GOAL -> Look through the records below and give the number of lines holding the string "JSON", nothing more.

[Collected data entries]

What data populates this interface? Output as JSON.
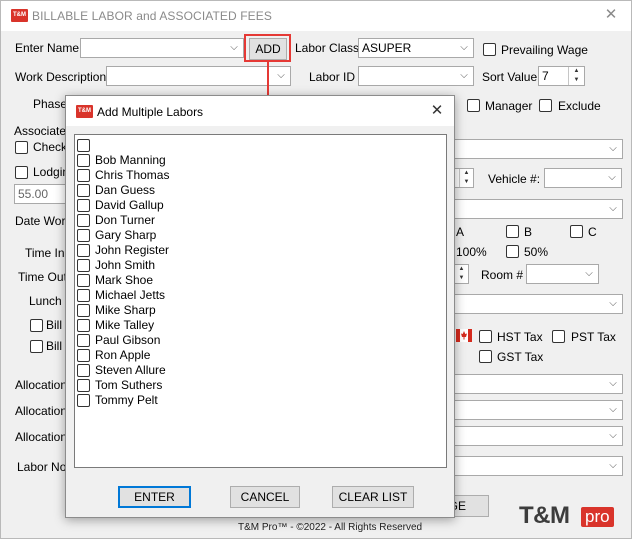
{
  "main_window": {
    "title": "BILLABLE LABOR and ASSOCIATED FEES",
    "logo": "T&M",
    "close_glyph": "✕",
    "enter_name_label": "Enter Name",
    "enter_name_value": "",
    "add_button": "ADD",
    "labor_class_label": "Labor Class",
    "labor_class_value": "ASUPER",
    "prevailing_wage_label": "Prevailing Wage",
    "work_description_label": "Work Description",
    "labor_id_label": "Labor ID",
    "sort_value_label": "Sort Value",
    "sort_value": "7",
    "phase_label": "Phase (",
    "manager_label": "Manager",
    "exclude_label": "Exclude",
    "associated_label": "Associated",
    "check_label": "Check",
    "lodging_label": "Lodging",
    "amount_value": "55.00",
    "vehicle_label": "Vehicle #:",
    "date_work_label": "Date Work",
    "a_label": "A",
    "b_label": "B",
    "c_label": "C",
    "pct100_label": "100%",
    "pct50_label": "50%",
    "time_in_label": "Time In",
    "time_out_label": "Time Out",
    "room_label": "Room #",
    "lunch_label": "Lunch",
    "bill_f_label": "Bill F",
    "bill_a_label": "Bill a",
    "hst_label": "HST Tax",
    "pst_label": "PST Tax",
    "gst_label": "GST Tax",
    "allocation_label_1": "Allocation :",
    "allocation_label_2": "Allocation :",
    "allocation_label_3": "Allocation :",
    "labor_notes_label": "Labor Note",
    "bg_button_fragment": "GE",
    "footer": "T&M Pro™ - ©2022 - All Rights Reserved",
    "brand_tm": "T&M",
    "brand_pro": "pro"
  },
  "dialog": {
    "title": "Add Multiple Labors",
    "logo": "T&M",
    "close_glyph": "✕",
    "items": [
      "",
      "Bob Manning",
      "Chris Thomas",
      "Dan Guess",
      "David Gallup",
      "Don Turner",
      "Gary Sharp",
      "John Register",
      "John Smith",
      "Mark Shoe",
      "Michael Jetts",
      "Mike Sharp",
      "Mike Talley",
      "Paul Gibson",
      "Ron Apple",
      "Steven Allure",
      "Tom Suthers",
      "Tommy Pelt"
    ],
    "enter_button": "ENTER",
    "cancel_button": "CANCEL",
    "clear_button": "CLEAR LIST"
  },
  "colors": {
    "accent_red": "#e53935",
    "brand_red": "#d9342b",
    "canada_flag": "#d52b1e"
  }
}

...

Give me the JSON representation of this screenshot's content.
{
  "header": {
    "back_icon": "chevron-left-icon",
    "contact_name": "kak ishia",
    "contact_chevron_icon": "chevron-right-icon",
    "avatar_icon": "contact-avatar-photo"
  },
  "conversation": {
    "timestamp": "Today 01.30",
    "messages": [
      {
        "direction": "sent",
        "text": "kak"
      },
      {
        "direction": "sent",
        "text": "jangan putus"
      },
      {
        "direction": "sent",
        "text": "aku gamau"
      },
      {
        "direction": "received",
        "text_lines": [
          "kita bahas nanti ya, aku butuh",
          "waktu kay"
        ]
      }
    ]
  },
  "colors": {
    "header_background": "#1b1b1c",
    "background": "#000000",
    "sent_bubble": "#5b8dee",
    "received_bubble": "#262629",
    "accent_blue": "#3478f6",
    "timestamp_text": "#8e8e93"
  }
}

THE COMPLETED TASK -> 2